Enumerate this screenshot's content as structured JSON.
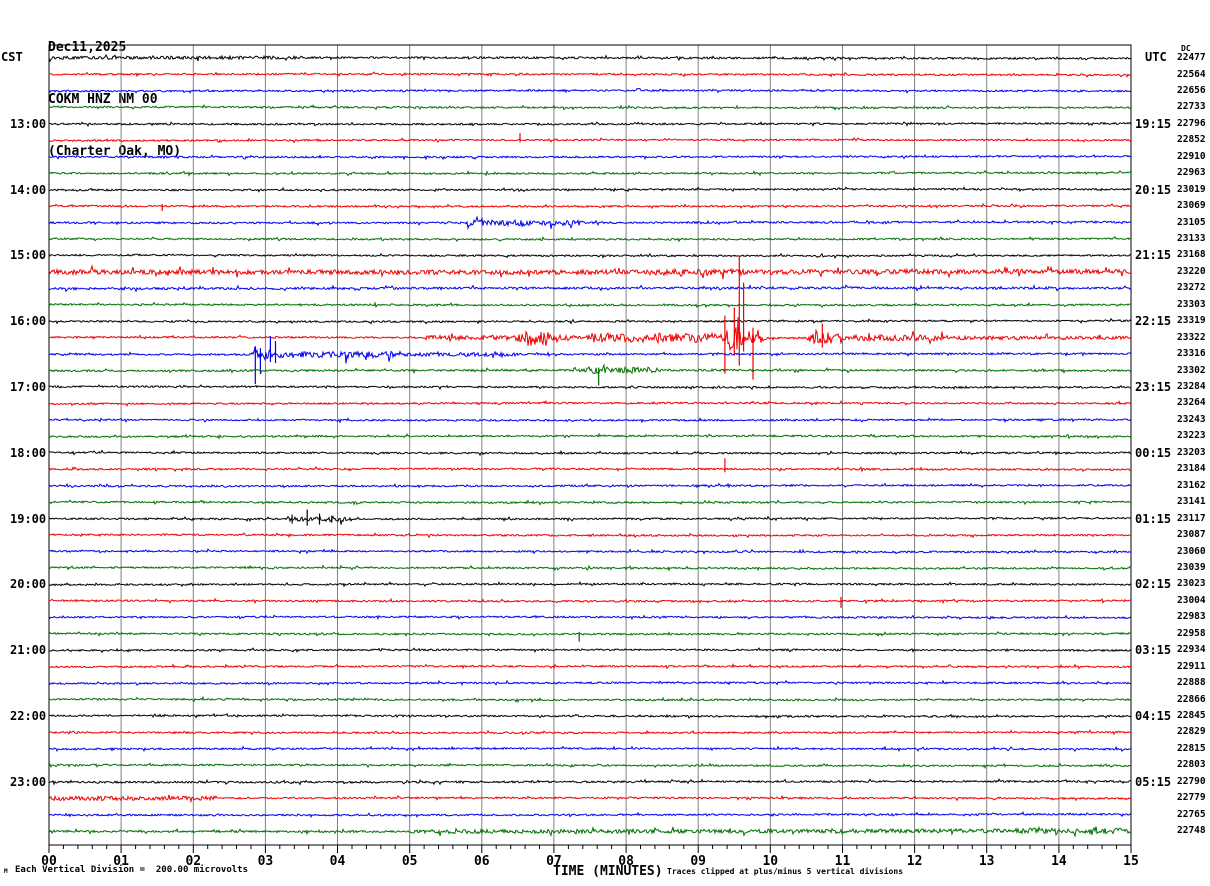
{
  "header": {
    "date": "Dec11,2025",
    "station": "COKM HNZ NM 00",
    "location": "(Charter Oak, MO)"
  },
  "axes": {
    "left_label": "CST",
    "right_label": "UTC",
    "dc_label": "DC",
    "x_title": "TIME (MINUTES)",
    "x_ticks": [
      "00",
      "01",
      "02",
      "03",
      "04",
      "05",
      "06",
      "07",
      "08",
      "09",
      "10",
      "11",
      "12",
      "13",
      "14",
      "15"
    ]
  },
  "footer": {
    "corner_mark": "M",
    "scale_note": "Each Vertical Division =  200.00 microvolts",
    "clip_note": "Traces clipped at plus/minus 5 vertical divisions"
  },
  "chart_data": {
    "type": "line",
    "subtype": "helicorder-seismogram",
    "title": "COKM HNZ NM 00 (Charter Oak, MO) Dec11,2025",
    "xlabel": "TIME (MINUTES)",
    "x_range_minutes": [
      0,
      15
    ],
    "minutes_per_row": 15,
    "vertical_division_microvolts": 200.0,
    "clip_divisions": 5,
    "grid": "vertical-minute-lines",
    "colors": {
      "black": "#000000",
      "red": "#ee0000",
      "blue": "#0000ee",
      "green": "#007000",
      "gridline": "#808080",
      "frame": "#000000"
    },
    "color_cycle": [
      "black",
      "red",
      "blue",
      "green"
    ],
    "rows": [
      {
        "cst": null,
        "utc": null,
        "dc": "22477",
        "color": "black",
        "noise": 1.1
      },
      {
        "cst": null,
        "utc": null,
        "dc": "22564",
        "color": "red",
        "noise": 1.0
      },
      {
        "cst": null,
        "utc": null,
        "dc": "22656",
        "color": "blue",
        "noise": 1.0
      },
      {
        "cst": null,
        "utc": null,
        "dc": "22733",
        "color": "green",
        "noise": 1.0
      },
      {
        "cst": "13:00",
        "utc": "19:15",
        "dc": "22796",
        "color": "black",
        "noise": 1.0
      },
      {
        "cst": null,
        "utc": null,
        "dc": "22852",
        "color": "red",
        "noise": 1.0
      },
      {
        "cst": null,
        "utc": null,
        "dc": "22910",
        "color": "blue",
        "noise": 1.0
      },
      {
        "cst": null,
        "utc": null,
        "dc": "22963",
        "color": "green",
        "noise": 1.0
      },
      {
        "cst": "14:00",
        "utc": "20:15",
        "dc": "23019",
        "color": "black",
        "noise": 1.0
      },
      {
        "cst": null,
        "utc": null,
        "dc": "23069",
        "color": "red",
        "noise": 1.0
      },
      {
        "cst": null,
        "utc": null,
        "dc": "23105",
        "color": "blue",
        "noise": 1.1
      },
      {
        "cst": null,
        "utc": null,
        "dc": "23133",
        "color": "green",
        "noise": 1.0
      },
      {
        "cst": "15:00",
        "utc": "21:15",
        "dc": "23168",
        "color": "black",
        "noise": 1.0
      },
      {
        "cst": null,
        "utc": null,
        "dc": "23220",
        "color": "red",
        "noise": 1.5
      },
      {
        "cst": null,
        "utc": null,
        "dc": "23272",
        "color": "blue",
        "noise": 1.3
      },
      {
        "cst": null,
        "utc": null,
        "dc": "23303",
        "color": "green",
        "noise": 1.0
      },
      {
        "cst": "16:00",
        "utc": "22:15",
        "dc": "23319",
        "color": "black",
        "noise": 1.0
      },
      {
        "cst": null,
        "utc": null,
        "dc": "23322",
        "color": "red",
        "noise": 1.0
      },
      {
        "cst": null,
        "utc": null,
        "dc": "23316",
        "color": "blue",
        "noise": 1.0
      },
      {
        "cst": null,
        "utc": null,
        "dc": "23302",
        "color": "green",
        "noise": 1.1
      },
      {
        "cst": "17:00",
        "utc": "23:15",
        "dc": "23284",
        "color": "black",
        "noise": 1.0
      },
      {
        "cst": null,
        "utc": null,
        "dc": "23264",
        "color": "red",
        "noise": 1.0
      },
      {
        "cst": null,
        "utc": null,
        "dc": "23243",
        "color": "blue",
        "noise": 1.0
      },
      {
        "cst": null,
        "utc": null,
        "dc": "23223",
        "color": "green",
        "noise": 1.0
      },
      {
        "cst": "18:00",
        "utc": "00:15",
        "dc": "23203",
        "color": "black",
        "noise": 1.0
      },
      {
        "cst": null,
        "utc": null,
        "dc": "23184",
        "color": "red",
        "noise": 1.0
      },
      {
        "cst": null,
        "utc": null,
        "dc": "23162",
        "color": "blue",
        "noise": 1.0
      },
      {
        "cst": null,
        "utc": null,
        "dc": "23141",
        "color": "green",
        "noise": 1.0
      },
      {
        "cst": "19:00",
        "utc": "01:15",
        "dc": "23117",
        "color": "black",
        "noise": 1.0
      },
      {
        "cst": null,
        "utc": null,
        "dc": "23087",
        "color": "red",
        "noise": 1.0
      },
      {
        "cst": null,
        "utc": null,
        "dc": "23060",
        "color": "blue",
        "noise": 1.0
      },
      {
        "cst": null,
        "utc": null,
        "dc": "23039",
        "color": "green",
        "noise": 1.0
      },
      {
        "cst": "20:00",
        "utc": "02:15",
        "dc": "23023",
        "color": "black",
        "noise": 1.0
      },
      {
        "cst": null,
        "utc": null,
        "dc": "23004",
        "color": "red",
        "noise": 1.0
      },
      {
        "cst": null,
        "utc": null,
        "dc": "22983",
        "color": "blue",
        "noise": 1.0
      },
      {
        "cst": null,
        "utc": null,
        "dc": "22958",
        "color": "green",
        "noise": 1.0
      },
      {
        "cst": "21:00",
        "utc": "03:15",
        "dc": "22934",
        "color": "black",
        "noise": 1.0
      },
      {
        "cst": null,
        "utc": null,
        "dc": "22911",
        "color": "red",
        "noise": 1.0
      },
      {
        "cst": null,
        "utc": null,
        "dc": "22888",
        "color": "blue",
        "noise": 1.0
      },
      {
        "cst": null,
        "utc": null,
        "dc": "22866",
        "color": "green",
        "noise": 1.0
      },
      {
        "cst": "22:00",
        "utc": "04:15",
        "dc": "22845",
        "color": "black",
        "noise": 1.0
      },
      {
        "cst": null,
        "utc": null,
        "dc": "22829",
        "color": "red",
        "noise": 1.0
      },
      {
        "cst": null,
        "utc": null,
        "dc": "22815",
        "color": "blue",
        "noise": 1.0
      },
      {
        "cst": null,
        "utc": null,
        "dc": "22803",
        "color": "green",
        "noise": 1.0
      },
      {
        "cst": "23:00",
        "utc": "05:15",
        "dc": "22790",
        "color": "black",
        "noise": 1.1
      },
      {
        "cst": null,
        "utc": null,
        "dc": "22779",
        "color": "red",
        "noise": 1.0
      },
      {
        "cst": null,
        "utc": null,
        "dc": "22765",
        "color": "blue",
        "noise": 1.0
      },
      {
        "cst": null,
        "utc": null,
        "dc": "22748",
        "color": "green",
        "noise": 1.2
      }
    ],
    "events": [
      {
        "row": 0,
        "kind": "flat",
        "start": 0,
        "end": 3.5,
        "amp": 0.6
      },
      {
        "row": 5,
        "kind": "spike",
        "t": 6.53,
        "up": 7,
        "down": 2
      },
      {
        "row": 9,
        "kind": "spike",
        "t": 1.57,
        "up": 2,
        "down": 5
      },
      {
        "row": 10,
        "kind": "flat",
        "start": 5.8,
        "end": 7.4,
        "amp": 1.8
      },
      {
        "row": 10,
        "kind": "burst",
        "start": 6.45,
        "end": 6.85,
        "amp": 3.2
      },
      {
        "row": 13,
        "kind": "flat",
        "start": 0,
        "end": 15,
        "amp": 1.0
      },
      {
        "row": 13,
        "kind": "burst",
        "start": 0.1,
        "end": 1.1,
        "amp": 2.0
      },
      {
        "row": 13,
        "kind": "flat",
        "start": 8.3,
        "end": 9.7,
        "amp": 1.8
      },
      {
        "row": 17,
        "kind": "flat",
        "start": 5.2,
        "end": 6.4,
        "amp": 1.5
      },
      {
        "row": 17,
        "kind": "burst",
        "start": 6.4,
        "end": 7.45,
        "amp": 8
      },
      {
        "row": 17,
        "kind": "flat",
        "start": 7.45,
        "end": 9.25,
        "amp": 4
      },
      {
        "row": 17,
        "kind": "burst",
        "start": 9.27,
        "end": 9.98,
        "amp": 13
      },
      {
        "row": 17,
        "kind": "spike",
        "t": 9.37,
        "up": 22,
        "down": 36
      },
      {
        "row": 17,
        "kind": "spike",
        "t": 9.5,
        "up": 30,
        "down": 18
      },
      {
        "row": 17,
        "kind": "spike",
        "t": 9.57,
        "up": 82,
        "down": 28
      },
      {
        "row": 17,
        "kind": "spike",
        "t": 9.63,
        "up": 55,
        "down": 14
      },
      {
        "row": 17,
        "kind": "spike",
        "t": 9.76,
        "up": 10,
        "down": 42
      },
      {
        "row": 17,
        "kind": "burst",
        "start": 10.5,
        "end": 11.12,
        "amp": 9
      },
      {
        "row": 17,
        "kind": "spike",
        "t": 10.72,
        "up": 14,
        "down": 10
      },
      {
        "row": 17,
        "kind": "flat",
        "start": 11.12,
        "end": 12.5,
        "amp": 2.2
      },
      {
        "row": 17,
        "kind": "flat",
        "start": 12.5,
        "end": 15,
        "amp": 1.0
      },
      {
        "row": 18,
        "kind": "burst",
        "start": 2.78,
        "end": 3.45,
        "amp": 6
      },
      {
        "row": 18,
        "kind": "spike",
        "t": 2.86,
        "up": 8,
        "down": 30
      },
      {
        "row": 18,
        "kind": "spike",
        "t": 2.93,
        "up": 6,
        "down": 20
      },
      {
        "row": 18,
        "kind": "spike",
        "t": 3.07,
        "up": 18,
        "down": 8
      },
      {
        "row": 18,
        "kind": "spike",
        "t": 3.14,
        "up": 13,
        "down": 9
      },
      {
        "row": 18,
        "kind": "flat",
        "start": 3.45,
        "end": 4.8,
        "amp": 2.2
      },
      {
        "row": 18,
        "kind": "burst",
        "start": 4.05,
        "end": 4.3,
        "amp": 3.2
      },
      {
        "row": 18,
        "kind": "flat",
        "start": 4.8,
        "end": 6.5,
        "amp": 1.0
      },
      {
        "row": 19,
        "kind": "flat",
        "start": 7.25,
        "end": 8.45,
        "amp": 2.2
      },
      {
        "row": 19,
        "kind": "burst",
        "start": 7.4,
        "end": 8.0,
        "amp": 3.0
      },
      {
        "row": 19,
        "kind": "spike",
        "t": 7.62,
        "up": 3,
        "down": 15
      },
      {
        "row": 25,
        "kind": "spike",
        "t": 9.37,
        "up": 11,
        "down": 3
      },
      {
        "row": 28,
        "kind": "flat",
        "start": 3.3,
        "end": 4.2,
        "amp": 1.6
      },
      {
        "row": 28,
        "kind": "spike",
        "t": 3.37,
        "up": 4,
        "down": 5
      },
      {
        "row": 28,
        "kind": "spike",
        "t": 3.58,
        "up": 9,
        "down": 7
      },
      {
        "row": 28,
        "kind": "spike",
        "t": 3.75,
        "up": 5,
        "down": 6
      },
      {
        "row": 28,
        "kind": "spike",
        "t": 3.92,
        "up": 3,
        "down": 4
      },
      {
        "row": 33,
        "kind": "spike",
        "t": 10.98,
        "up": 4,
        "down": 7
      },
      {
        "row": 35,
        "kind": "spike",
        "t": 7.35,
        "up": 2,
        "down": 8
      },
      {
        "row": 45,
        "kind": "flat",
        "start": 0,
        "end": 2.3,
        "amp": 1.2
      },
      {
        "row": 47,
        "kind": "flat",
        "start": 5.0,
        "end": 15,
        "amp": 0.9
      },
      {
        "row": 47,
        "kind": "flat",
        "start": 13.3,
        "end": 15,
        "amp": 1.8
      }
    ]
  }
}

# # #

## Required work
Copy whichever lines in the listing above contain the word "COKM".

## Correct response
    "station": "COKM HNZ NM 00",
    "title": "COKM HNZ NM 00 (Charter Oak, MO) Dec11,2025",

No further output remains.